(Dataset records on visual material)
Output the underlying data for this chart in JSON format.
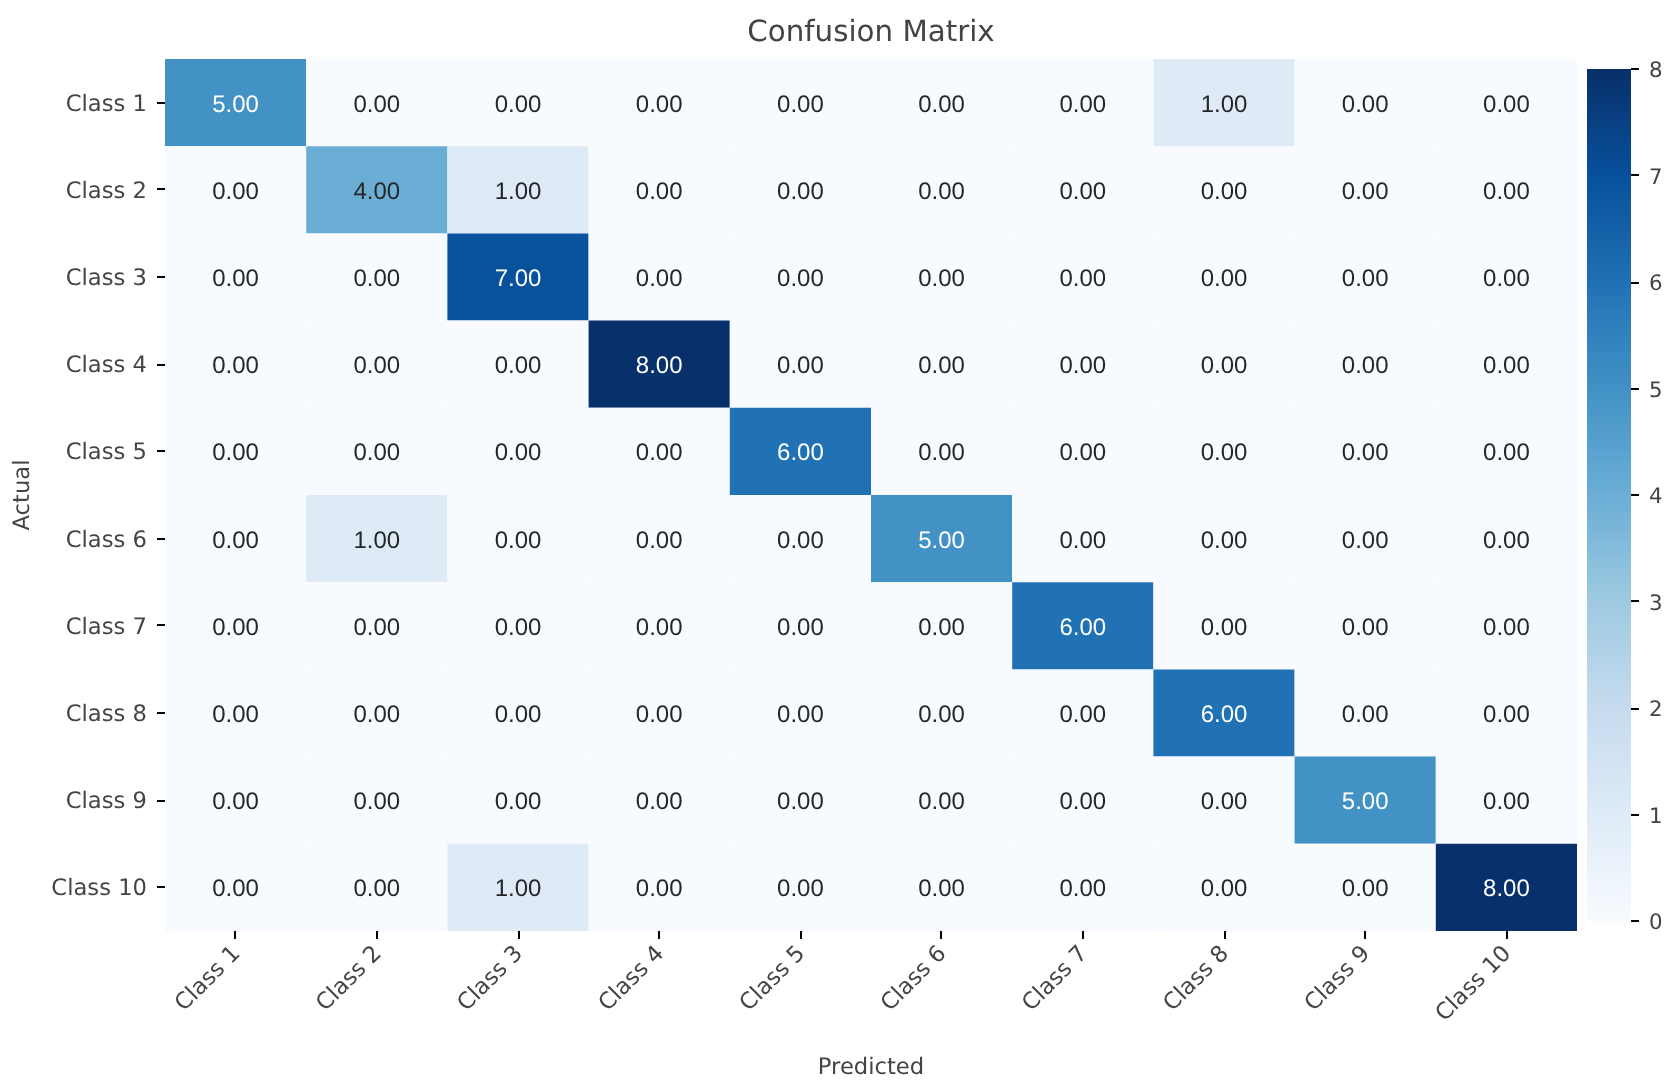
{
  "chart_data": {
    "type": "heatmap",
    "title": "Confusion Matrix",
    "xlabel": "Predicted",
    "ylabel": "Actual",
    "categories": [
      "Class 1",
      "Class 2",
      "Class 3",
      "Class 4",
      "Class 5",
      "Class 6",
      "Class 7",
      "Class 8",
      "Class 9",
      "Class 10"
    ],
    "y_categories": [
      "Class 1",
      "Class 2",
      "Class 3",
      "Class 4",
      "Class 5",
      "Class 6",
      "Class 7",
      "Class 8",
      "Class 9",
      "Class 10"
    ],
    "cells": [
      [
        5,
        0,
        0,
        0,
        0,
        0,
        0,
        1,
        0,
        0
      ],
      [
        0,
        4,
        1,
        0,
        0,
        0,
        0,
        0,
        0,
        0
      ],
      [
        0,
        0,
        7,
        0,
        0,
        0,
        0,
        0,
        0,
        0
      ],
      [
        0,
        0,
        0,
        8,
        0,
        0,
        0,
        0,
        0,
        0
      ],
      [
        0,
        0,
        0,
        0,
        6,
        0,
        0,
        0,
        0,
        0
      ],
      [
        0,
        1,
        0,
        0,
        0,
        5,
        0,
        0,
        0,
        0
      ],
      [
        0,
        0,
        0,
        0,
        0,
        0,
        6,
        0,
        0,
        0
      ],
      [
        0,
        0,
        0,
        0,
        0,
        0,
        0,
        6,
        0,
        0
      ],
      [
        0,
        0,
        0,
        0,
        0,
        0,
        0,
        0,
        5,
        0
      ],
      [
        0,
        0,
        1,
        0,
        0,
        0,
        0,
        0,
        0,
        8
      ]
    ],
    "cell_labels": [
      [
        "5.00",
        "0.00",
        "0.00",
        "0.00",
        "0.00",
        "0.00",
        "0.00",
        "1.00",
        "0.00",
        "0.00"
      ],
      [
        "0.00",
        "4.00",
        "1.00",
        "0.00",
        "0.00",
        "0.00",
        "0.00",
        "0.00",
        "0.00",
        "0.00"
      ],
      [
        "0.00",
        "0.00",
        "7.00",
        "0.00",
        "0.00",
        "0.00",
        "0.00",
        "0.00",
        "0.00",
        "0.00"
      ],
      [
        "0.00",
        "0.00",
        "0.00",
        "8.00",
        "0.00",
        "0.00",
        "0.00",
        "0.00",
        "0.00",
        "0.00"
      ],
      [
        "0.00",
        "0.00",
        "0.00",
        "0.00",
        "6.00",
        "0.00",
        "0.00",
        "0.00",
        "0.00",
        "0.00"
      ],
      [
        "0.00",
        "1.00",
        "0.00",
        "0.00",
        "0.00",
        "5.00",
        "0.00",
        "0.00",
        "0.00",
        "0.00"
      ],
      [
        "0.00",
        "0.00",
        "0.00",
        "0.00",
        "0.00",
        "0.00",
        "6.00",
        "0.00",
        "0.00",
        "0.00"
      ],
      [
        "0.00",
        "0.00",
        "0.00",
        "0.00",
        "0.00",
        "0.00",
        "0.00",
        "6.00",
        "0.00",
        "0.00"
      ],
      [
        "0.00",
        "0.00",
        "0.00",
        "0.00",
        "0.00",
        "0.00",
        "0.00",
        "0.00",
        "5.00",
        "0.00"
      ],
      [
        "0.00",
        "0.00",
        "1.00",
        "0.00",
        "0.00",
        "0.00",
        "0.00",
        "0.00",
        "0.00",
        "8.00"
      ]
    ],
    "clim": [
      0,
      8
    ],
    "cticks": [
      0,
      1,
      2,
      3,
      4,
      5,
      6,
      7,
      8
    ]
  }
}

AIM OF THE EXERCISE. Could you repeat all of the material exactly? Pictures should not be copied.

WORKED ANSWER.
Output the underlying data for this chart in JSON format.
{
  "chart_data": {
    "type": "heatmap",
    "title": "Confusion Matrix",
    "xlabel": "Predicted",
    "ylabel": "Actual",
    "categories": [
      "Class 1",
      "Class 2",
      "Class 3",
      "Class 4",
      "Class 5",
      "Class 6",
      "Class 7",
      "Class 8",
      "Class 9",
      "Class 10"
    ],
    "y_categories": [
      "Class 1",
      "Class 2",
      "Class 3",
      "Class 4",
      "Class 5",
      "Class 6",
      "Class 7",
      "Class 8",
      "Class 9",
      "Class 10"
    ],
    "cells": [
      [
        5,
        0,
        0,
        0,
        0,
        0,
        0,
        1,
        0,
        0
      ],
      [
        0,
        4,
        1,
        0,
        0,
        0,
        0,
        0,
        0,
        0
      ],
      [
        0,
        0,
        7,
        0,
        0,
        0,
        0,
        0,
        0,
        0
      ],
      [
        0,
        0,
        0,
        8,
        0,
        0,
        0,
        0,
        0,
        0
      ],
      [
        0,
        0,
        0,
        0,
        6,
        0,
        0,
        0,
        0,
        0
      ],
      [
        0,
        1,
        0,
        0,
        0,
        5,
        0,
        0,
        0,
        0
      ],
      [
        0,
        0,
        0,
        0,
        0,
        0,
        6,
        0,
        0,
        0
      ],
      [
        0,
        0,
        0,
        0,
        0,
        0,
        0,
        6,
        0,
        0
      ],
      [
        0,
        0,
        0,
        0,
        0,
        0,
        0,
        0,
        5,
        0
      ],
      [
        0,
        0,
        1,
        0,
        0,
        0,
        0,
        0,
        0,
        8
      ]
    ],
    "cell_labels": [
      [
        "5.00",
        "0.00",
        "0.00",
        "0.00",
        "0.00",
        "0.00",
        "0.00",
        "1.00",
        "0.00",
        "0.00"
      ],
      [
        "0.00",
        "4.00",
        "1.00",
        "0.00",
        "0.00",
        "0.00",
        "0.00",
        "0.00",
        "0.00",
        "0.00"
      ],
      [
        "0.00",
        "0.00",
        "7.00",
        "0.00",
        "0.00",
        "0.00",
        "0.00",
        "0.00",
        "0.00",
        "0.00"
      ],
      [
        "0.00",
        "0.00",
        "0.00",
        "8.00",
        "0.00",
        "0.00",
        "0.00",
        "0.00",
        "0.00",
        "0.00"
      ],
      [
        "0.00",
        "0.00",
        "0.00",
        "0.00",
        "6.00",
        "0.00",
        "0.00",
        "0.00",
        "0.00",
        "0.00"
      ],
      [
        "0.00",
        "1.00",
        "0.00",
        "0.00",
        "0.00",
        "5.00",
        "0.00",
        "0.00",
        "0.00",
        "0.00"
      ],
      [
        "0.00",
        "0.00",
        "0.00",
        "0.00",
        "0.00",
        "0.00",
        "6.00",
        "0.00",
        "0.00",
        "0.00"
      ],
      [
        "0.00",
        "0.00",
        "0.00",
        "0.00",
        "0.00",
        "0.00",
        "0.00",
        "6.00",
        "0.00",
        "0.00"
      ],
      [
        "0.00",
        "0.00",
        "0.00",
        "0.00",
        "0.00",
        "0.00",
        "0.00",
        "0.00",
        "5.00",
        "0.00"
      ],
      [
        "0.00",
        "0.00",
        "1.00",
        "0.00",
        "0.00",
        "0.00",
        "0.00",
        "0.00",
        "0.00",
        "8.00"
      ]
    ],
    "clim": [
      0,
      8
    ],
    "cticks": [
      0,
      1,
      2,
      3,
      4,
      5,
      6,
      7,
      8
    ]
  }
}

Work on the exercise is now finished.